»»

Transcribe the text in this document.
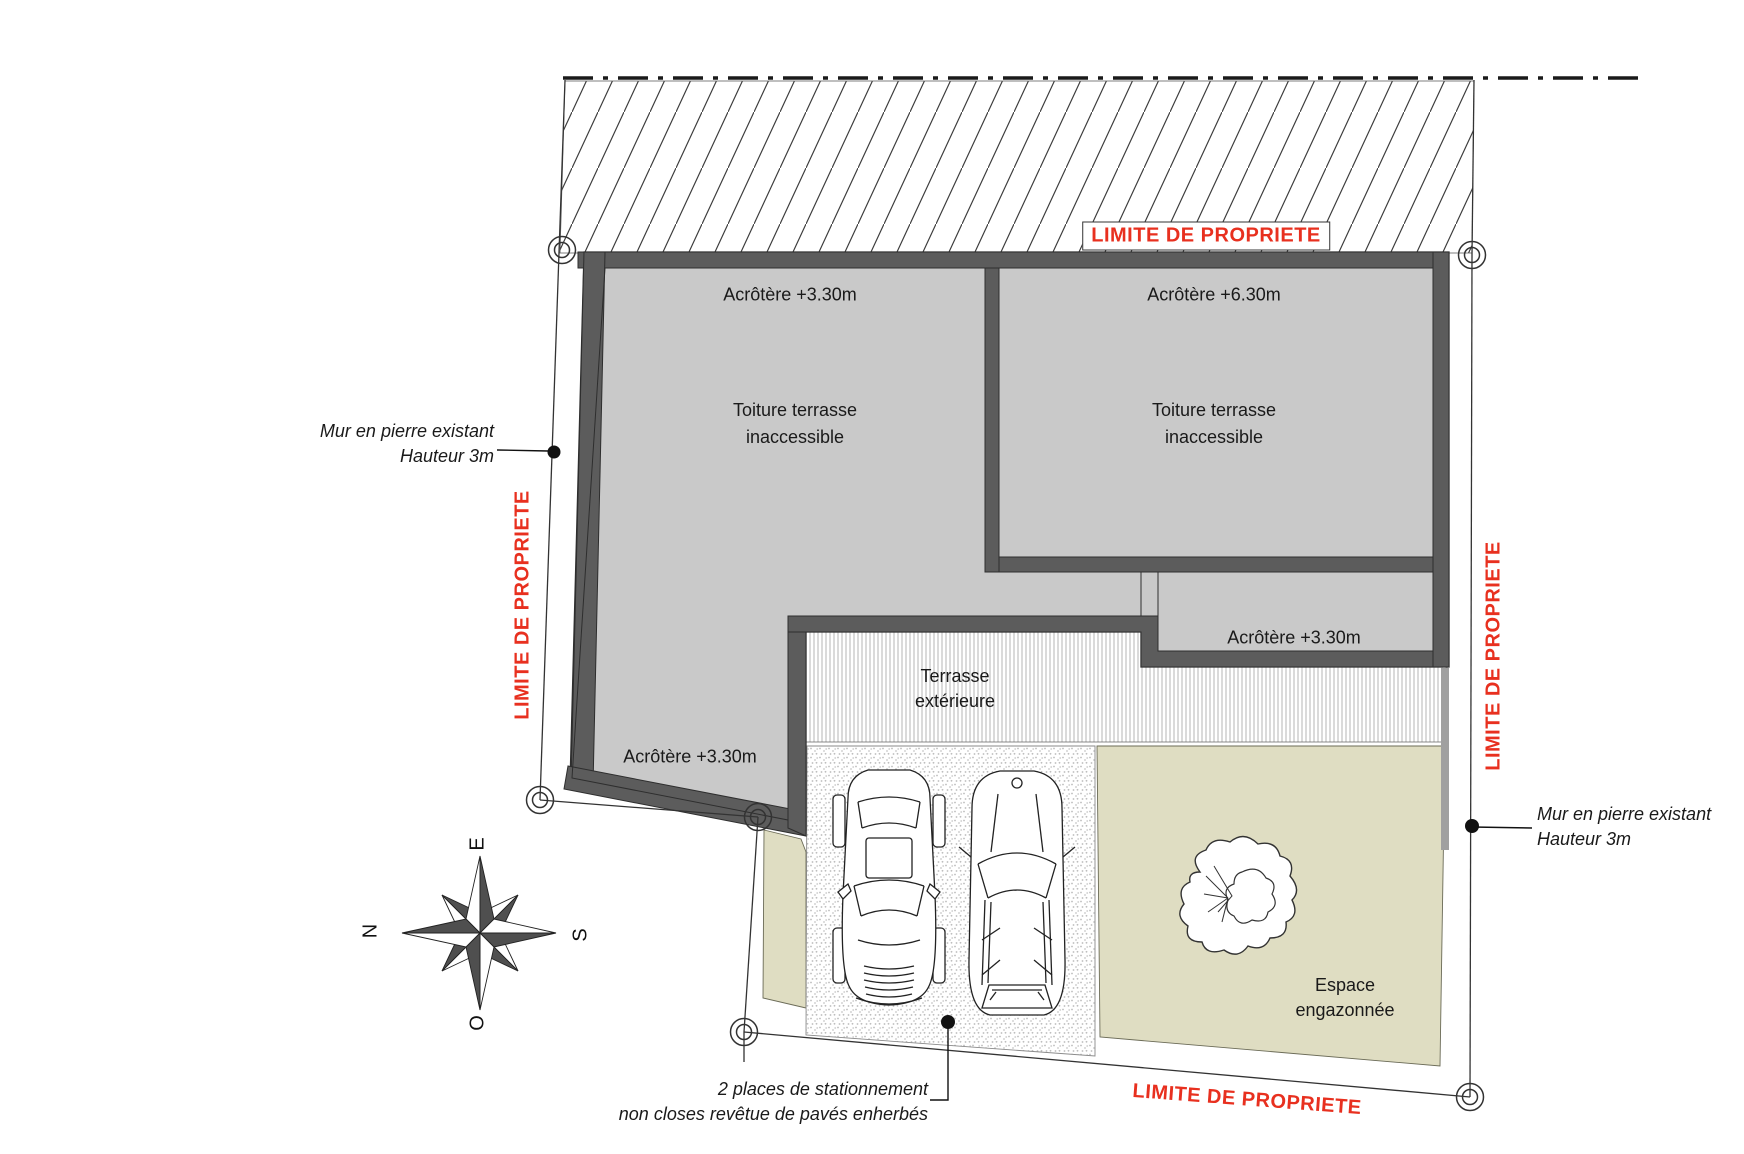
LIMITE DE PROPRIETE
LIMITE DE PROPRIETE	LIMITE DE PROPRIETE
LIMITE DE PROPRIETE
Acrôtère +3.30m	Acrôtère +6.30m
Toiture terrasse
inaccessible
Toiture terrasse
inaccessible
Acrôtère +3.30m
Acrôtère +3.30m
Terrasse
extérieure
Espace
engazonnée
2 places de stationnement
non closes revêtue de pavés enherbés
Mur en pierre existant
Hauteur 3m
Mur en pierre existant
Hauteur 3m
E
N	S
O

««

Short exercise: Repeat the material above verbatim. Leave the pictures behind.

Expected answer:
Transcribe the text in this document.
LIMITE DE PROPRIETE
LIMITE DE PROPRIETE	LIMITE DE PROPRIETE
LIMITE DE PROPRIETE
Acrôtère +3.30m	Acrôtère +6.30m
Toiture terrasse
inaccessible
Toiture terrasse
inaccessible
Acrôtère +3.30m
Acrôtère +3.30m
Terrasse
extérieure
Espace
engazonnée
2 places de stationnement
non closes revêtue de pavés enherbés
Mur en pierre existant
Hauteur 3m
Mur en pierre existant
Hauteur 3m
E
N	S
O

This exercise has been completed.